* [GIVEN REQUEST] Set every record down verbatim and omit the pictures.

# Start of INPUT RECORDS

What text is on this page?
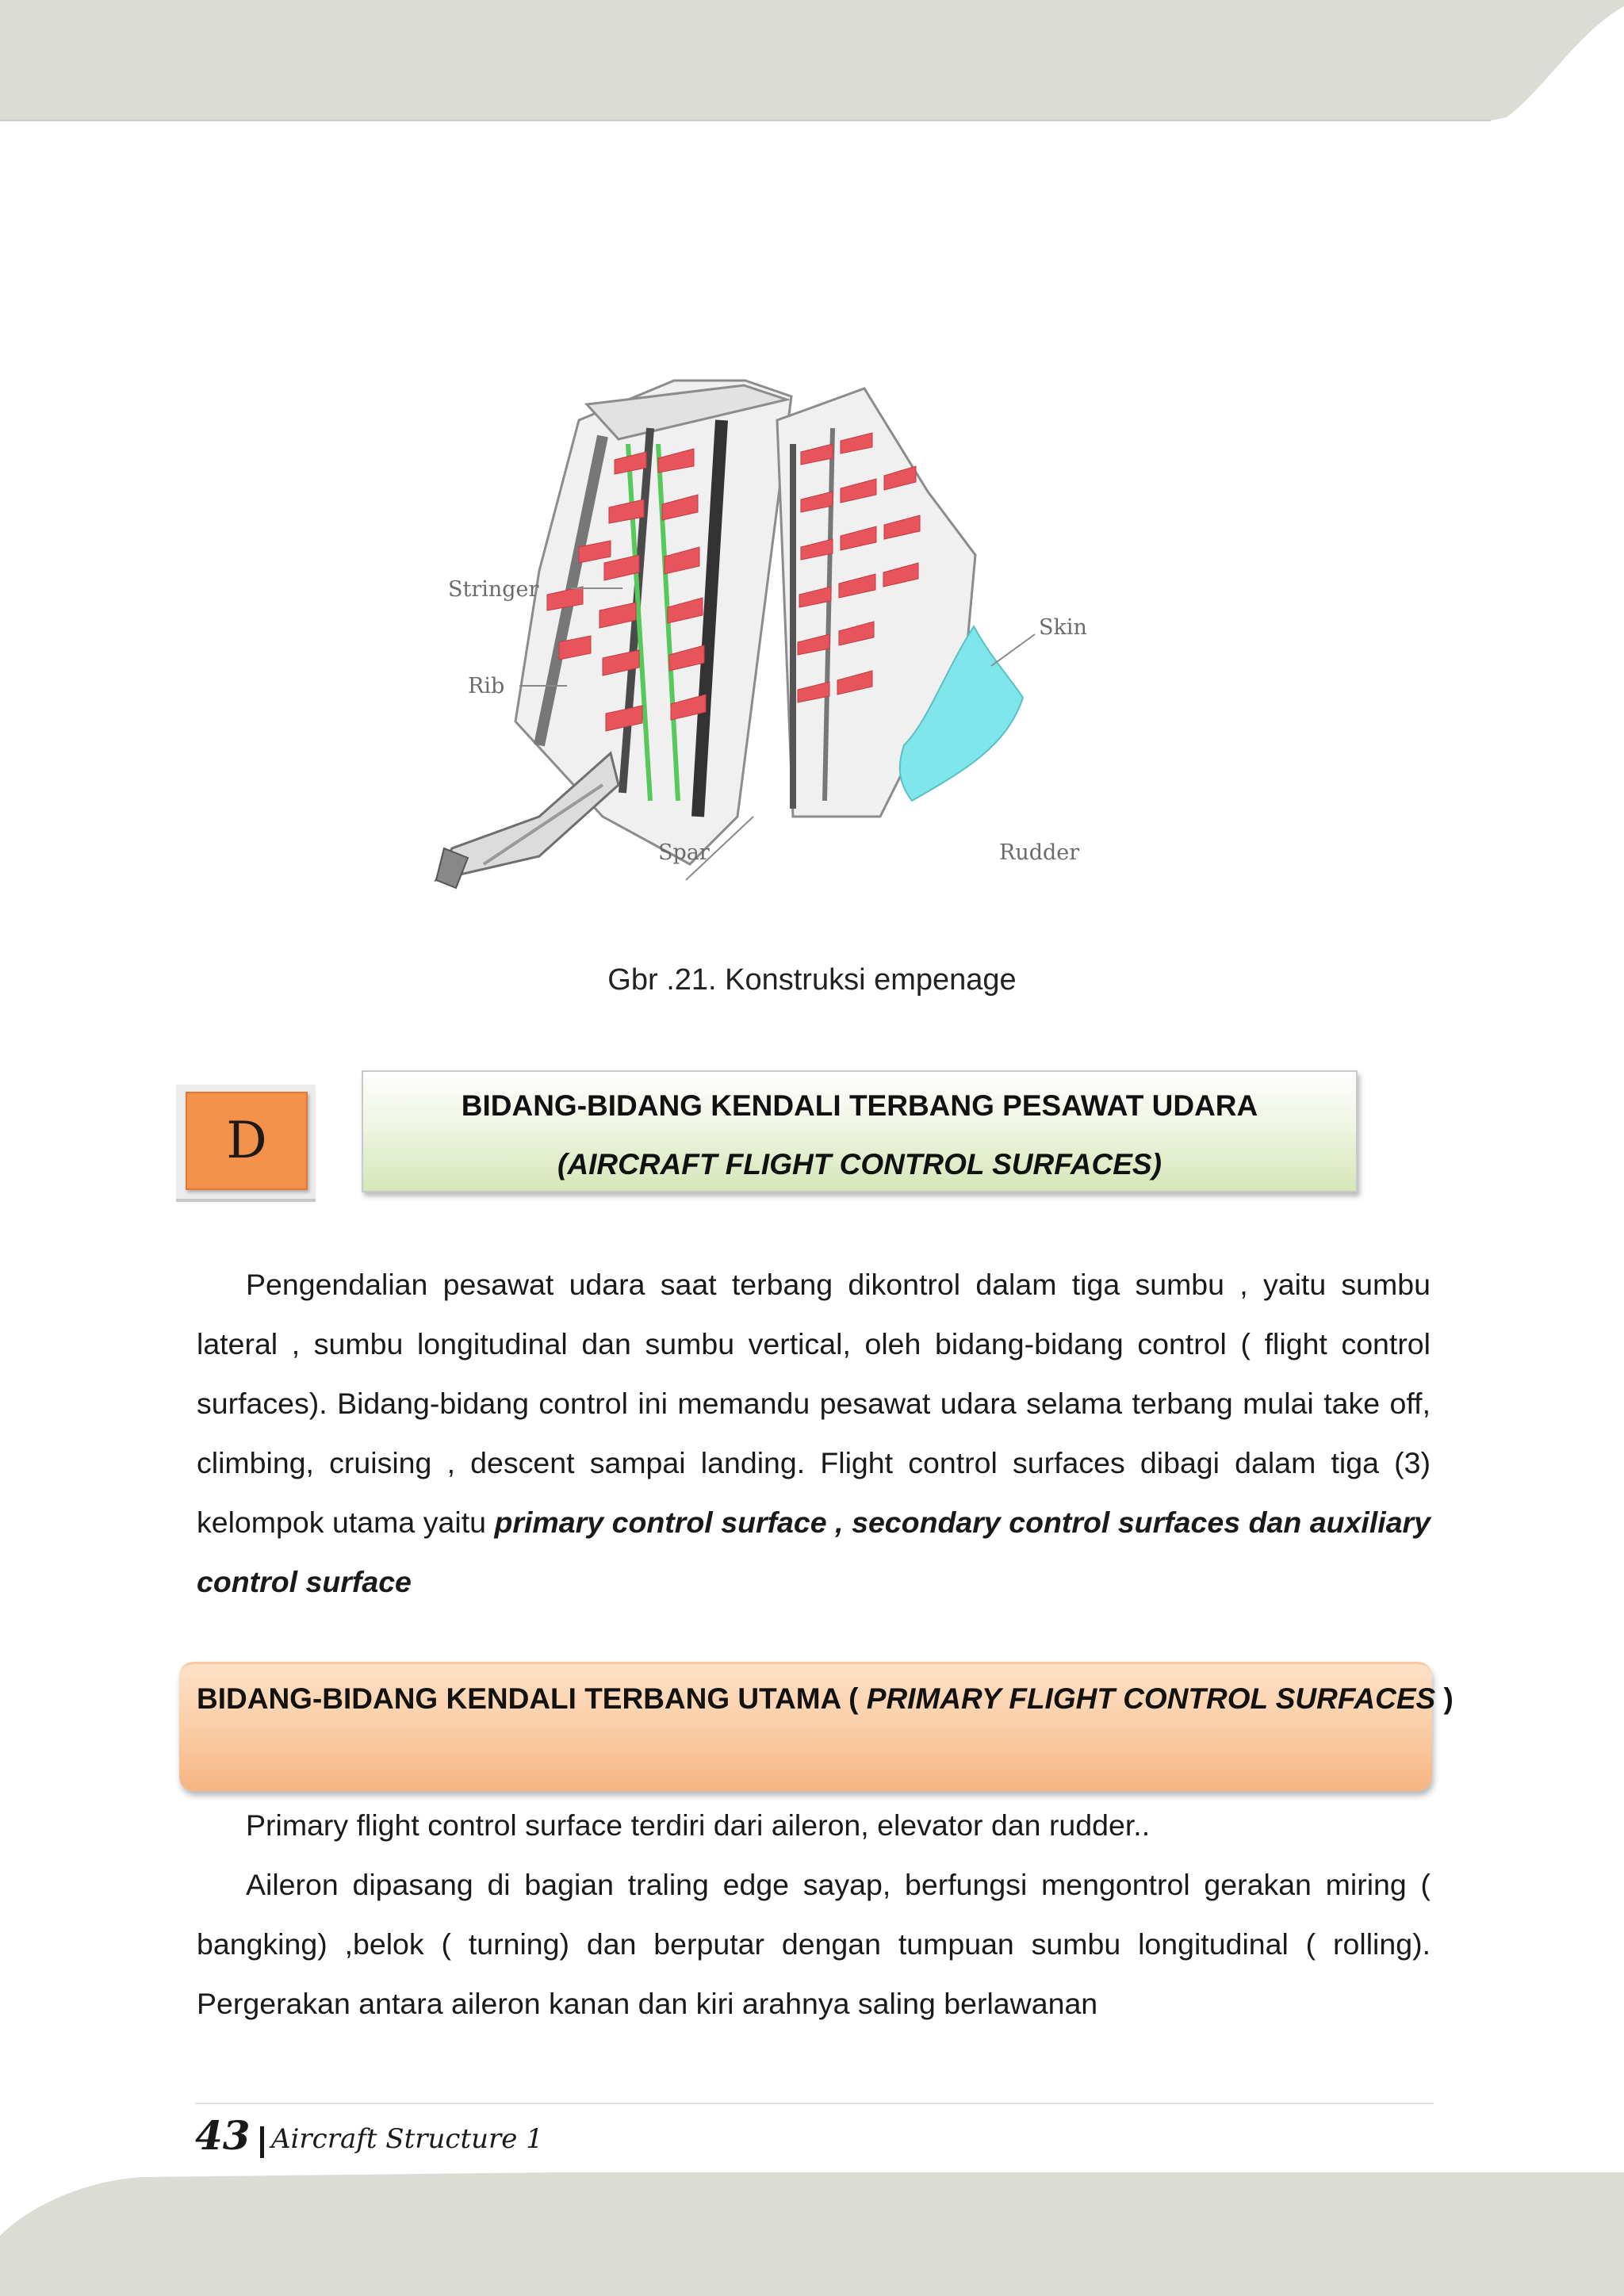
Stringer
Rib
Skin
Spar	Rudder
Gbr .21. Konstruksi empenage
D
BIDANG-BIDANG KENDALI TERBANG PESAWAT UDARA
(AIRCRAFT FLIGHT CONTROL SURFACES)
Pengendalian pesawat udara saat terbang dikontrol dalam tiga sumbu , yaitu sumbu lateral , sumbu longitudinal dan sumbu vertical, oleh bidang-bidang control ( flight control surfaces). Bidang-bidang control ini memandu pesawat udara selama terbang mulai take off, climbing, cruising , descent sampai landing. Flight control surfaces dibagi dalam tiga (3) kelompok utama yaitu primary control surface , secondary control surfaces dan auxiliary control surface
BIDANG-BIDANG KENDALI TERBANG UTAMA ( PRIMARY FLIGHT CONTROL SURFACES )
Primary flight control surface terdiri dari aileron, elevator dan rudder..
Aileron dipasang di bagian traling edge sayap, berfungsi mengontrol gerakan miring ( bangking) ,belok ( turning) dan berputar dengan tumpuan sumbu longitudinal ( rolling). Pergerakan antara aileron kanan dan kiri arahnya saling berlawanan
43 Aircraft Structure 1
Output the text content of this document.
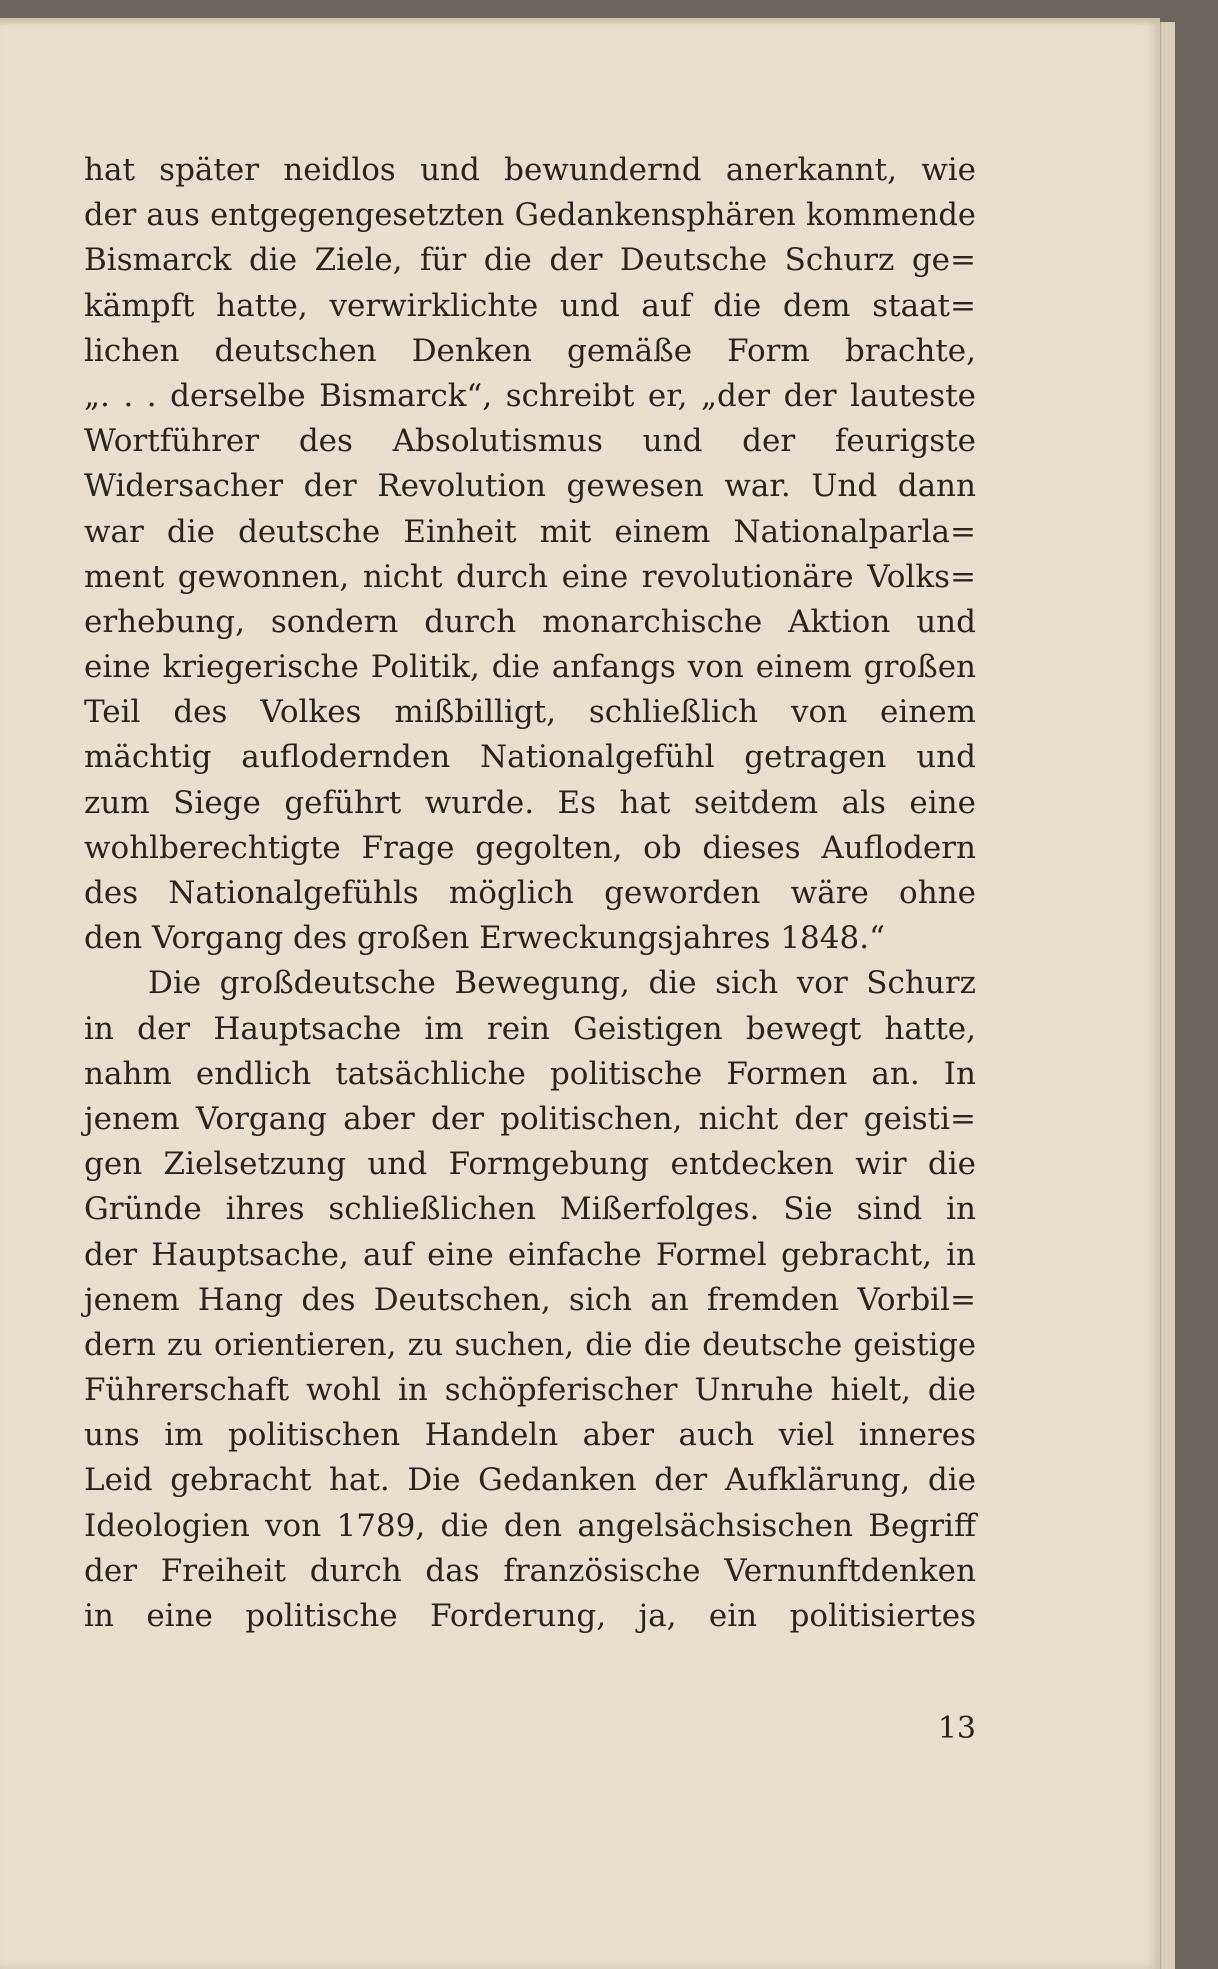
hat später neidlos und bewundernd anerkannt, wie
der aus entgegengesetzten Gedankensphären kommende
Bismarck die Ziele, für die der Deutsche Schurz ge=
kämpft hatte, verwirklichte und auf die dem staat=
lichen deutschen Denken gemäße Form brachte,
„. . . derselbe Bismarck“, schreibt er, „der der lauteste
Wortführer des Absolutismus und der feurigste
Widersacher der Revolution gewesen war. Und dann
war die deutsche Einheit mit einem Nationalparla=
ment gewonnen, nicht durch eine revolutionäre Volks=
erhebung, sondern durch monarchische Aktion und
eine kriegerische Politik, die anfangs von einem großen
Teil des Volkes mißbilligt, schließlich von einem
mächtig auflodernden Nationalgefühl getragen und
zum Siege geführt wurde. Es hat seitdem als eine
wohlberechtigte Frage gegolten, ob dieses Auflodern
des Nationalgefühls möglich geworden wäre ohne
den Vorgang des großen Erweckungsjahres 1848.“
Die großdeutsche Bewegung, die sich vor Schurz
in der Hauptsache im rein Geistigen bewegt hatte,
nahm endlich tatsächliche politische Formen an. In
jenem Vorgang aber der politischen, nicht der geisti=
gen Zielsetzung und Formgebung entdecken wir die
Gründe ihres schließlichen Mißerfolges. Sie sind in
der Hauptsache, auf eine einfache Formel gebracht, in
jenem Hang des Deutschen, sich an fremden Vorbil=
dern zu orientieren, zu suchen, die die deutsche geistige
Führerschaft wohl in schöpferischer Unruhe hielt, die
uns im politischen Handeln aber auch viel inneres
Leid gebracht hat. Die Gedanken der Aufklärung, die
Ideologien von 1789, die den angelsächsischen Begriff
der Freiheit durch das französische Vernunftdenken
in eine politische Forderung, ja, ein politisiertes
13
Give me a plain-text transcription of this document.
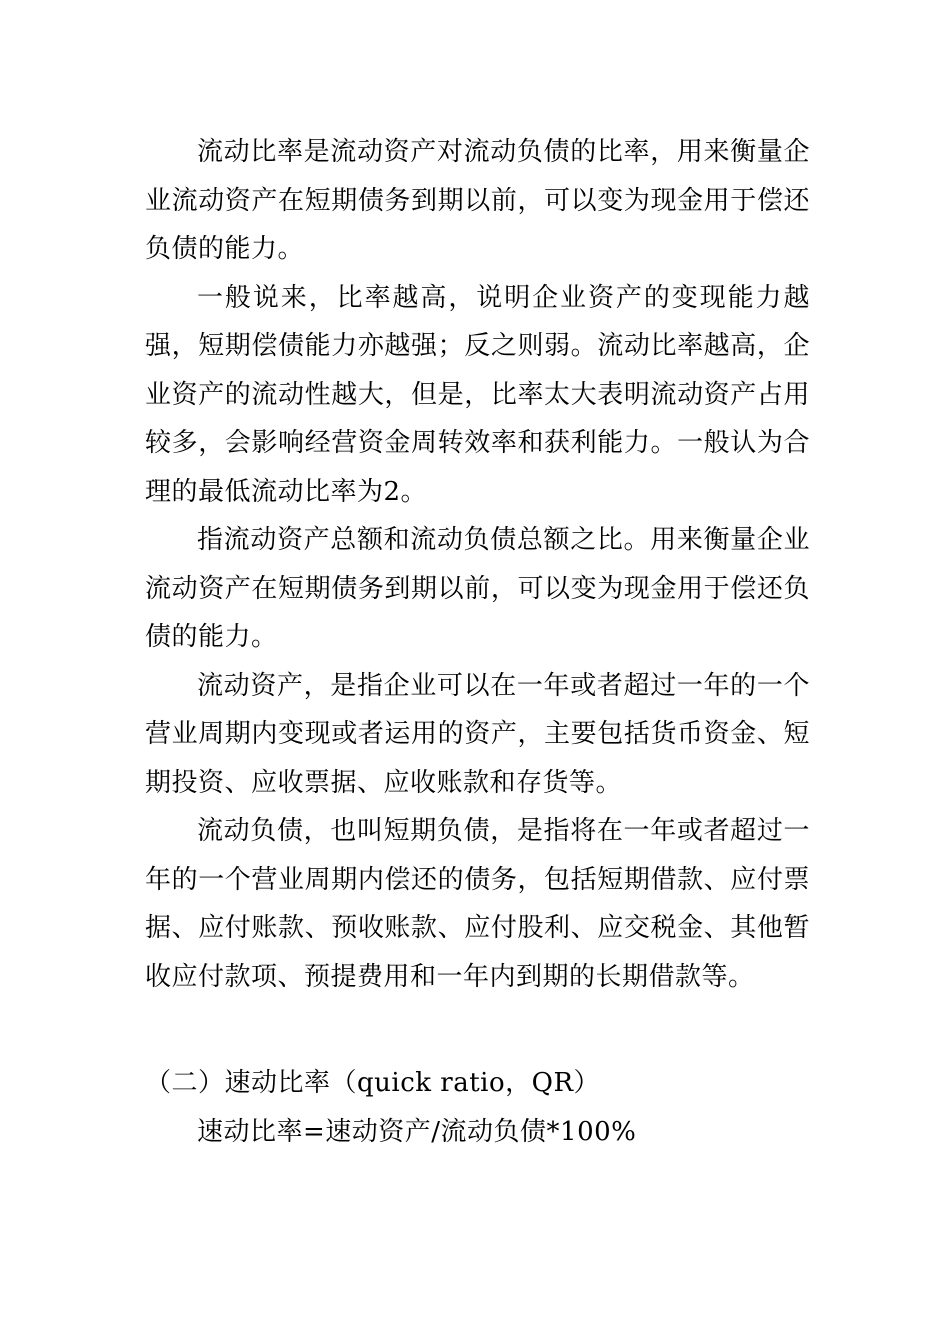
流动比率是流动资产对流动负债的比率，用来衡量企业流动资产在短期债务到期以前，可以变为现金用于偿还负债的能力。

一般说来，比率越高，说明企业资产的变现能力越强，短期偿债能力亦越强；反之则弱。流动比率越高，企业资产的流动性越大，但是，比率太大表明流动资产占用较多，会影响经营资金周转效率和获利能力。一般认为合理的最低流动比率为2。

指流动资产总额和流动负债总额之比。用来衡量企业流动资产在短期债务到期以前，可以变为现金用于偿还负债的能力。

流动资产，是指企业可以在一年或者超过一年的一个营业周期内变现或者运用的资产，主要包括货币资金、短期投资、应收票据、应收账款和存货等。

流动负债，也叫短期负债，是指将在一年或者超过一年的一个营业周期内偿还的债务，包括短期借款、应付票据、应付账款、预收账款、应付股利、应交税金、其他暂收应付款项、预提费用和一年内到期的长期借款等。

（二）速动比率（quick ratio，QR）

速动比率=速动资产/流动负债*100%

# End of INPUT RECORDS

* [OUTPUT OF THE TASK]
What text is on this page?
Stringer
Rib
Skin
Spar	Rudder
Gbr .21. Konstruksi empenage
D
BIDANG-BIDANG KENDALI TERBANG PESAWAT UDARA
(AIRCRAFT FLIGHT CONTROL SURFACES)
Pengendalian pesawat udara saat terbang dikontrol dalam tiga sumbu , yaitu sumbu lateral , sumbu longitudinal dan sumbu vertical, oleh bidang-bidang control ( flight control surfaces). Bidang-bidang control ini memandu pesawat udara selama terbang mulai take off, climbing, cruising , descent sampai landing. Flight control surfaces dibagi dalam tiga (3) kelompok utama yaitu primary control surface , secondary control surfaces dan auxiliary control surface
BIDANG-BIDANG KENDALI TERBANG UTAMA ( PRIMARY FLIGHT CONTROL SURFACES )
Primary flight control surface terdiri dari aileron, elevator dan rudder..
Aileron dipasang di bagian traling edge sayap, berfungsi mengontrol gerakan miring ( bangking) ,belok ( turning) dan berputar dengan tumpuan sumbu longitudinal ( rolling). Pergerakan antara aileron kanan dan kiri arahnya saling berlawanan
43 Aircraft Structure 1
Output the text content of this document.
hat später neidlos und bewundernd anerkannt, wie
der aus entgegengesetzten Gedankensphären kommende
Bismarck die Ziele, für die der Deutsche Schurz ge=
kämpft hatte, verwirklichte und auf die dem staat=
lichen deutschen Denken gemäße Form brachte,
„. . . derselbe Bismarck“, schreibt er, „der der lauteste
Wortführer des Absolutismus und der feurigste
Widersacher der Revolution gewesen war. Und dann
war die deutsche Einheit mit einem Nationalparla=
ment gewonnen, nicht durch eine revolutionäre Volks=
erhebung, sondern durch monarchische Aktion und
eine kriegerische Politik, die anfangs von einem großen
Teil des Volkes mißbilligt, schließlich von einem
mächtig auflodernden Nationalgefühl getragen und
zum Siege geführt wurde. Es hat seitdem als eine
wohlberechtigte Frage gegolten, ob dieses Auflodern
des Nationalgefühls möglich geworden wäre ohne
den Vorgang des großen Erweckungsjahres 1848.“
Die großdeutsche Bewegung, die sich vor Schurz
in der Hauptsache im rein Geistigen bewegt hatte,
nahm endlich tatsächliche politische Formen an. In
jenem Vorgang aber der politischen, nicht der geisti=
gen Zielsetzung und Formgebung entdecken wir die
Gründe ihres schließlichen Mißerfolges. Sie sind in
der Hauptsache, auf eine einfache Formel gebracht, in
jenem Hang des Deutschen, sich an fremden Vorbil=
dern zu orientieren, zu suchen, die die deutsche geistige
Führerschaft wohl in schöpferischer Unruhe hielt, die
uns im politischen Handeln aber auch viel inneres
Leid gebracht hat. Die Gedanken der Aufklärung, die
Ideologien von 1789, die den angelsächsischen Begriff
der Freiheit durch das französische Vernunftdenken
in eine politische Forderung, ja, ein politisiertes
13
Give me a plain-text transcription of this document.
流动比率是流动资产对流动负债的比率，用来衡量企业流动资产在短期债务到期以前，可以变为现金用于偿还负债的能力。

一般说来，比率越高，说明企业资产的变现能力越强，短期偿债能力亦越强；反之则弱。流动比率越高，企业资产的流动性越大，但是，比率太大表明流动资产占用较多，会影响经营资金周转效率和获利能力。一般认为合理的最低流动比率为2。

指流动资产总额和流动负债总额之比。用来衡量企业流动资产在短期债务到期以前，可以变为现金用于偿还负债的能力。

流动资产，是指企业可以在一年或者超过一年的一个营业周期内变现或者运用的资产，主要包括货币资金、短期投资、应收票据、应收账款和存货等。

流动负债，也叫短期负债，是指将在一年或者超过一年的一个营业周期内偿还的债务，包括短期借款、应付票据、应付账款、预收账款、应付股利、应交税金、其他暂收应付款项、预提费用和一年内到期的长期借款等。

（二）速动比率（quick ratio，QR）

速动比率=速动资产/流动负债*100%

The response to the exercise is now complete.